Pull out every line from the listing that has the word "Taunus".

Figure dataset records
###

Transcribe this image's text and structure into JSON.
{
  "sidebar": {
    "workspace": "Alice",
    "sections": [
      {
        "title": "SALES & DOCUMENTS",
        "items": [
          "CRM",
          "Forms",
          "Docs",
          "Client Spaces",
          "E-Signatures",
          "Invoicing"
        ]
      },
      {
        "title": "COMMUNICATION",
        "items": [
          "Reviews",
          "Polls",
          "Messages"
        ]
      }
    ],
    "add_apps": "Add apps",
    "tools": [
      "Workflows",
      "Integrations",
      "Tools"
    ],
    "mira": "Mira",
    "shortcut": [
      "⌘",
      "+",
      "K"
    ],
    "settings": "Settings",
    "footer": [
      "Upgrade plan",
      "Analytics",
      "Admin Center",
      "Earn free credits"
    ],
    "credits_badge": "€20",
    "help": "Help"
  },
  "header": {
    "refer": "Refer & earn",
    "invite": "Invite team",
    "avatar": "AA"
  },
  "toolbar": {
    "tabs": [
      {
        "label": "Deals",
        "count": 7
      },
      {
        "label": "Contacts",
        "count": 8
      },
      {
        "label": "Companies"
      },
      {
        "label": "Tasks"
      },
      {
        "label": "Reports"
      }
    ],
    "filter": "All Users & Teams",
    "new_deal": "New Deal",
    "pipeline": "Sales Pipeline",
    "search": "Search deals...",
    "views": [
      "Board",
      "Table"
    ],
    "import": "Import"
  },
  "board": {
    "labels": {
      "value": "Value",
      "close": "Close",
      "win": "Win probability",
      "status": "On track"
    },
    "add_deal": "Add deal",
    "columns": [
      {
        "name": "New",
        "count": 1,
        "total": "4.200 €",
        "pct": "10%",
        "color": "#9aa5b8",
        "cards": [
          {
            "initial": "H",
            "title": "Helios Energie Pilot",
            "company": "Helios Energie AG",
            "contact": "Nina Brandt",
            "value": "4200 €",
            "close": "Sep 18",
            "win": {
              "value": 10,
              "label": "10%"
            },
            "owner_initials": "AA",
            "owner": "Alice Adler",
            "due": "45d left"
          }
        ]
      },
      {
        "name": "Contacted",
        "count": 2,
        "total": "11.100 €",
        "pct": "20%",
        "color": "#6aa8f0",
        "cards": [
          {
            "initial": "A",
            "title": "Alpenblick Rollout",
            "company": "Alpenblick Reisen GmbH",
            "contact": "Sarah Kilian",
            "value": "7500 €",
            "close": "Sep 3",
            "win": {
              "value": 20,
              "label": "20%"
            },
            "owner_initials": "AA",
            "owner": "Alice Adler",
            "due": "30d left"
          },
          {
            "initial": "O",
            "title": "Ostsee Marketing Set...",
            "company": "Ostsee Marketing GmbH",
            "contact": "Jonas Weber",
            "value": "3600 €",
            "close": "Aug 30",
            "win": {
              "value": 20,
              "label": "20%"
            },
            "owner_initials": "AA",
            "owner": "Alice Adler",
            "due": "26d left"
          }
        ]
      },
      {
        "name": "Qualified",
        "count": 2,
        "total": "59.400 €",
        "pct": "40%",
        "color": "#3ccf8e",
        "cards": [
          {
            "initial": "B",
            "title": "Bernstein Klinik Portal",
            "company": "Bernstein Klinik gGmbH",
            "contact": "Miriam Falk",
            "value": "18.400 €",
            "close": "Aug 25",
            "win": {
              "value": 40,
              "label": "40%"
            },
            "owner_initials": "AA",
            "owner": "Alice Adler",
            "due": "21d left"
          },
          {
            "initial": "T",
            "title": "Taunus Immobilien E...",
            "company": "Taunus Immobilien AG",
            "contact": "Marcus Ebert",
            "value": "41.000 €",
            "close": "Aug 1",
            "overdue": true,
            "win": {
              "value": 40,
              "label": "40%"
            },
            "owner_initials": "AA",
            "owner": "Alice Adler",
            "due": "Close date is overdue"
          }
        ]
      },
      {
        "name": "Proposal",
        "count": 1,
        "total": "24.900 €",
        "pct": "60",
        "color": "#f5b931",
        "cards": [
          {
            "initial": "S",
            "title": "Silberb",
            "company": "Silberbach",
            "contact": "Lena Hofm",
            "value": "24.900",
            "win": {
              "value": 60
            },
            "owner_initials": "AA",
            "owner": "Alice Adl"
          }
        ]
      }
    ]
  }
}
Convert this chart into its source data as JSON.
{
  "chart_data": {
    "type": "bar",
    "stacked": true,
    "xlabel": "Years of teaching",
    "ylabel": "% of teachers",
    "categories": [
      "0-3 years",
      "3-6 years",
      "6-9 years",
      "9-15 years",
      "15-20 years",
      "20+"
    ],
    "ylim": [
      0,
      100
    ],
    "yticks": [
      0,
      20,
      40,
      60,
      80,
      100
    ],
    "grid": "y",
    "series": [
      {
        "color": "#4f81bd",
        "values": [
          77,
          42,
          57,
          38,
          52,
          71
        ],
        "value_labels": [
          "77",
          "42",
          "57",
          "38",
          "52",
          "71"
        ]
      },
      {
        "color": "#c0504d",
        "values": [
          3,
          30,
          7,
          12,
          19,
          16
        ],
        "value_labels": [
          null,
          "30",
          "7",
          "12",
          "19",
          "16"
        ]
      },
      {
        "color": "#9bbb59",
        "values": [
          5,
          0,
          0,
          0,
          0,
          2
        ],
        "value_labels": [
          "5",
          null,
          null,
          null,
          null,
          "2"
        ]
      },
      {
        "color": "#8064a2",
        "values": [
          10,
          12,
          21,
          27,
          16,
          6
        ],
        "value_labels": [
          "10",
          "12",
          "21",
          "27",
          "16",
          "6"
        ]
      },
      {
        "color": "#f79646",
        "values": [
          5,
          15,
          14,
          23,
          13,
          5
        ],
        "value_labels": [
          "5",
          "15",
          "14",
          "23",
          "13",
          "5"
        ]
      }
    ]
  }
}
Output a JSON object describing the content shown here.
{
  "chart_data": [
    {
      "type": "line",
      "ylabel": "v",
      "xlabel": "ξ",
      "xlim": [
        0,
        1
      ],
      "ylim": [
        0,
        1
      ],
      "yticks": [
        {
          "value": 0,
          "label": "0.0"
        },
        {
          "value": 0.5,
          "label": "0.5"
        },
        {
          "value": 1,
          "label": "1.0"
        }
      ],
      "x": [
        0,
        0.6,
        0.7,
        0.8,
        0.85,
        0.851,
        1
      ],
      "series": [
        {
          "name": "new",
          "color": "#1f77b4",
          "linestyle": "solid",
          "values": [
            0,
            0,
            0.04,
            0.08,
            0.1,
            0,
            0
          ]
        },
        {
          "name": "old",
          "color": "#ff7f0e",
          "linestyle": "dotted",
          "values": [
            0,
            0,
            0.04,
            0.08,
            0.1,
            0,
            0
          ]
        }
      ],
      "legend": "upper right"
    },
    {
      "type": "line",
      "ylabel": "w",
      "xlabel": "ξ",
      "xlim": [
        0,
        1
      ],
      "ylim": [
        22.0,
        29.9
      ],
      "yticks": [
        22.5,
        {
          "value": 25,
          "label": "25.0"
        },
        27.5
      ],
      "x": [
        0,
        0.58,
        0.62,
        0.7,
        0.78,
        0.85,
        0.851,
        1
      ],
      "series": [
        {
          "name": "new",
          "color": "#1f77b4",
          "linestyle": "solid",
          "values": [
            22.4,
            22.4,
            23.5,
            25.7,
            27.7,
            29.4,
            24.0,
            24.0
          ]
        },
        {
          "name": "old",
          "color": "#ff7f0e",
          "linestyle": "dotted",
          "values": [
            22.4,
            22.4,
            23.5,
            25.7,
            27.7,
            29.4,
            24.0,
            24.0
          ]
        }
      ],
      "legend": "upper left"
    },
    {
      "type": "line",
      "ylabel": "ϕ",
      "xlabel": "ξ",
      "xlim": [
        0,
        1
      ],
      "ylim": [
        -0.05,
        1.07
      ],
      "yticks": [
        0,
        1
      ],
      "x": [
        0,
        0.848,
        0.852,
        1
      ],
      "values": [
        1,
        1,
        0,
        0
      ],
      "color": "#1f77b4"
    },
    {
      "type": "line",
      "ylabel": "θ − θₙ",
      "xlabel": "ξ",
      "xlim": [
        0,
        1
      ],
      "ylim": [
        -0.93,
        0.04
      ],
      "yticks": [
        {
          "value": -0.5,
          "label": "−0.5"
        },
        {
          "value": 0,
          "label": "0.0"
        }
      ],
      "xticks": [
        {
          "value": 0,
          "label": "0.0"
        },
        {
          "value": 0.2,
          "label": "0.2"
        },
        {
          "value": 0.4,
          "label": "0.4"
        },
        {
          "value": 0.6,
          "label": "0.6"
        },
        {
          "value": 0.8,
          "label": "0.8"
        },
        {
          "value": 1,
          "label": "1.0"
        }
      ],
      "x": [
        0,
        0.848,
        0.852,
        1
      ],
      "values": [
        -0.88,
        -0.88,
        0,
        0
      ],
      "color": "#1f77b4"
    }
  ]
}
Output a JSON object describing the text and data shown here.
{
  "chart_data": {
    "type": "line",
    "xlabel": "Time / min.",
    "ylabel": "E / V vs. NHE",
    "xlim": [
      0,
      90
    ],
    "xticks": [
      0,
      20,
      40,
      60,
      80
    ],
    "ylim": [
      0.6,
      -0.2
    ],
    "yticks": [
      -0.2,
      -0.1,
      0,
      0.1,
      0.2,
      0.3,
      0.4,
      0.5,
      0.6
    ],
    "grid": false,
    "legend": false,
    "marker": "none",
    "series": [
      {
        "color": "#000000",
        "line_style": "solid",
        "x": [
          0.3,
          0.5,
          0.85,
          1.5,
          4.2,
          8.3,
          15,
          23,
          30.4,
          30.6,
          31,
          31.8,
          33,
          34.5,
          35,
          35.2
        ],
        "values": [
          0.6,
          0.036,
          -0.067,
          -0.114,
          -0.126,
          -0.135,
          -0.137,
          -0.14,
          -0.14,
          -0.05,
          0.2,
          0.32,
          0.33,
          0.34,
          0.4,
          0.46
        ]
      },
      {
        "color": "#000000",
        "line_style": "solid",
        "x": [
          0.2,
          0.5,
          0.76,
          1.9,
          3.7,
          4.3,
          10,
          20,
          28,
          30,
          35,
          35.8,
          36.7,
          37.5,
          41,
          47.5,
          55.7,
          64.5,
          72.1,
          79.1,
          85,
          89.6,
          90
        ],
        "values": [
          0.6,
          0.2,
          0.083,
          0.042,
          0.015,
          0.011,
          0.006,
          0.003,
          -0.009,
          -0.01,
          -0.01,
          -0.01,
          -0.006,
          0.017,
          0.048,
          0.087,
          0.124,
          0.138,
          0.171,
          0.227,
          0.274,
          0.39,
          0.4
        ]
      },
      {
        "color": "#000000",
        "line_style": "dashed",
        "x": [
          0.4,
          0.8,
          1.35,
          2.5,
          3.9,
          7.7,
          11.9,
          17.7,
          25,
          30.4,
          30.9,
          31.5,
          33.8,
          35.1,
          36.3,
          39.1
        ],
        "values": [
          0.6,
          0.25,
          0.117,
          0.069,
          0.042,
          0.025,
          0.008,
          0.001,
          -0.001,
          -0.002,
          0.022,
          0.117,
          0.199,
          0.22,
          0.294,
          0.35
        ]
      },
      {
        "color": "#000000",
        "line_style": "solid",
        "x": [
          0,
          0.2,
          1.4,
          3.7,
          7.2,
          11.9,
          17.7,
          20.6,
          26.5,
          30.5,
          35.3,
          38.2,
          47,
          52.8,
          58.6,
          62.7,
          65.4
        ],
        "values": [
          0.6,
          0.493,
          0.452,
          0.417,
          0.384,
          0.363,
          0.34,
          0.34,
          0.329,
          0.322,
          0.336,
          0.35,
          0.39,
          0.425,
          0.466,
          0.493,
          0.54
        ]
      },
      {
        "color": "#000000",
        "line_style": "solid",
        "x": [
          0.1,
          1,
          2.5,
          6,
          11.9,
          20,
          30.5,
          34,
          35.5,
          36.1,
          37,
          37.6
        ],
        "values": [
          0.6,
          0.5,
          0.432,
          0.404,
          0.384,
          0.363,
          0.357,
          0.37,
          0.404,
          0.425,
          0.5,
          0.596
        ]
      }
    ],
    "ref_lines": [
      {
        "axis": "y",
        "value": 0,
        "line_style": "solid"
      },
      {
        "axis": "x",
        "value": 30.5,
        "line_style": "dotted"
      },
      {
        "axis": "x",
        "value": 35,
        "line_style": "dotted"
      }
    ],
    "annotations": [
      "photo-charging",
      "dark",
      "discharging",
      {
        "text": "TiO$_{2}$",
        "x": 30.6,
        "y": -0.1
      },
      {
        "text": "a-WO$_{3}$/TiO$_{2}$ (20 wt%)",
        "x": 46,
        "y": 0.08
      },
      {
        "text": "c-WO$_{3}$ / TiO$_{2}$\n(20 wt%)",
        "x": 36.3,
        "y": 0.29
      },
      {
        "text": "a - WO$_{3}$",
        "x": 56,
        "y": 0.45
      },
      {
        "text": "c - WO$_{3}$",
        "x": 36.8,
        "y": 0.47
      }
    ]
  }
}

###

## EXERCISE SOLUTION
            "title": "Taunus Immobilien E...",
            "company": "Taunus Immobilien AG",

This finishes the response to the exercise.